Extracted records

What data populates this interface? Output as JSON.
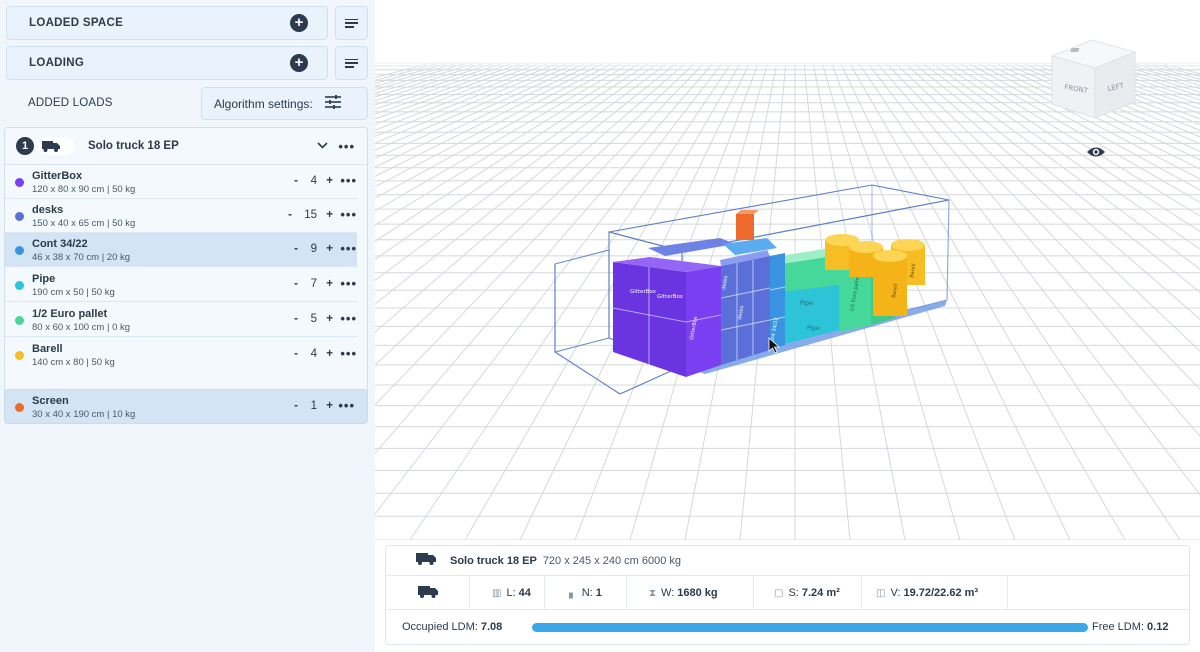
{
  "left": {
    "loaded_space_label": "LOADED SPACE",
    "loading_label": "LOADING",
    "added_loads_label": "ADDED LOADS",
    "algorithm_settings_label": "Algorithm settings:"
  },
  "truck": {
    "index": "1",
    "name": "Solo truck 18 EP",
    "loads": [
      {
        "name": "GitterBox",
        "dims": "120 x 80 x 90 cm | 50 kg",
        "qty": "4",
        "color": "#7a3ff0"
      },
      {
        "name": "desks",
        "dims": "150 x 40 x 65 cm | 50 kg",
        "qty": "15",
        "color": "#5a6fd8"
      },
      {
        "name": "Cont 34/22",
        "dims": "46 x 38 x 70 cm | 20 kg",
        "qty": "9",
        "color": "#3a93e0"
      },
      {
        "name": "Pipe",
        "dims": "190 cm x 50 | 50 kg",
        "qty": "7",
        "color": "#2ec4d8"
      },
      {
        "name": "1/2 Euro pallet",
        "dims": "80 x 60 x 100 cm | 0 kg",
        "qty": "5",
        "color": "#46d79a"
      },
      {
        "name": "Barell",
        "dims": "140 cm x 80 | 50 kg",
        "qty": "4",
        "color": "#f7bd24"
      }
    ]
  },
  "screen_load": {
    "name": "Screen",
    "dims": "30 x 40 x 190 cm | 10 kg",
    "qty": "1",
    "color": "#ee6a2c"
  },
  "controls": {
    "minus": "-",
    "plus": "+",
    "more": "•••"
  },
  "viewcube": {
    "front": "FRONT",
    "left": "LEFT"
  },
  "info": {
    "truck_name": "Solo truck 18 EP",
    "truck_spec": "720 x 245 x 240 cm 6000 kg",
    "l_label": "L:",
    "l_value": "44",
    "n_label": "N:",
    "n_value": "1",
    "w_label": "W:",
    "w_value": "1680 kg",
    "s_label": "S:",
    "s_value": "7.24 m²",
    "v_label": "V:",
    "v_value": "19.72/22.62 m³",
    "occupied_label": "Occupied LDM:",
    "occupied_value": "7.08",
    "free_label": "Free LDM:",
    "free_value": "0.12"
  },
  "cargo_labels": {
    "gitterbox": "GitterBox",
    "desks": "desks",
    "cont": "Cont 34/22",
    "pipe": "Pipe",
    "pallet": "1/2 Euro pallet",
    "barell": "Barell"
  }
}
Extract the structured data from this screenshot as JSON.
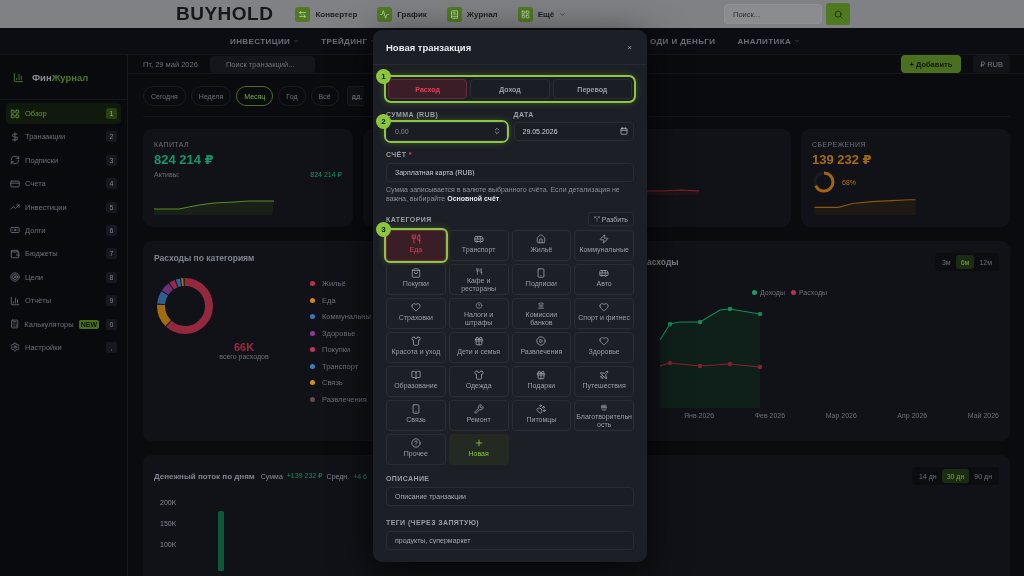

WRITTEN TASK => Return the material word for word. Pictures are not part of the copy.

ANSWER FOR THE TASK =>
What data populates this interface? Output as JSON.
{
  "left": {
    "loaded_space_label": "LOADED SPACE",
    "loading_label": "LOADING",
    "added_loads_label": "ADDED LOADS",
    "algorithm_settings_label": "Algorithm settings:"
  },
  "truck": {
    "index": "1",
    "name": "Solo truck 18 EP",
    "loads": [
      {
        "name": "GitterBox",
        "dims": "120 x 80 x 90 cm | 50 kg",
        "qty": "4",
        "color": "#7a3ff0"
      },
      {
        "name": "desks",
        "dims": "150 x 40 x 65 cm | 50 kg",
        "qty": "15",
        "color": "#5a6fd8"
      },
      {
        "name": "Cont 34/22",
        "dims": "46 x 38 x 70 cm | 20 kg",
        "qty": "9",
        "color": "#3a93e0"
      },
      {
        "name": "Pipe",
        "dims": "190 cm x 50 | 50 kg",
        "qty": "7",
        "color": "#2ec4d8"
      },
      {
        "name": "1/2 Euro pallet",
        "dims": "80 x 60 x 100 cm | 0 kg",
        "qty": "5",
        "color": "#46d79a"
      },
      {
        "name": "Barell",
        "dims": "140 cm x 80 | 50 kg",
        "qty": "4",
        "color": "#f7bd24"
      }
    ]
  },
  "screen_load": {
    "name": "Screen",
    "dims": "30 x 40 x 190 cm | 10 kg",
    "qty": "1",
    "color": "#ee6a2c"
  },
  "controls": {
    "minus": "-",
    "plus": "+",
    "more": "•••"
  },
  "viewcube": {
    "front": "FRONT",
    "left": "LEFT"
  },
  "info": {
    "truck_name": "Solo truck 18 EP",
    "truck_spec": "720 x 245 x 240 cm 6000 kg",
    "l_label": "L:",
    "l_value": "44",
    "n_label": "N:",
    "n_value": "1",
    "w_label": "W:",
    "w_value": "1680 kg",
    "s_label": "S:",
    "s_value": "7.24 m²",
    "v_label": "V:",
    "v_value": "19.72/22.62 m³",
    "occupied_label": "Occupied LDM:",
    "occupied_value": "7.08",
    "free_label": "Free LDM:",
    "free_value": "0.12"
  },
  "cargo_labels": {
    "gitterbox": "GitterBox",
    "desks": "desks",
    "cont": "Cont 34/22",
    "pipe": "Pipe",
    "pallet": "1/2 Euro pallet",
    "barell": "Barell"
  }
}
Extract the structured data from this screenshot as JSON.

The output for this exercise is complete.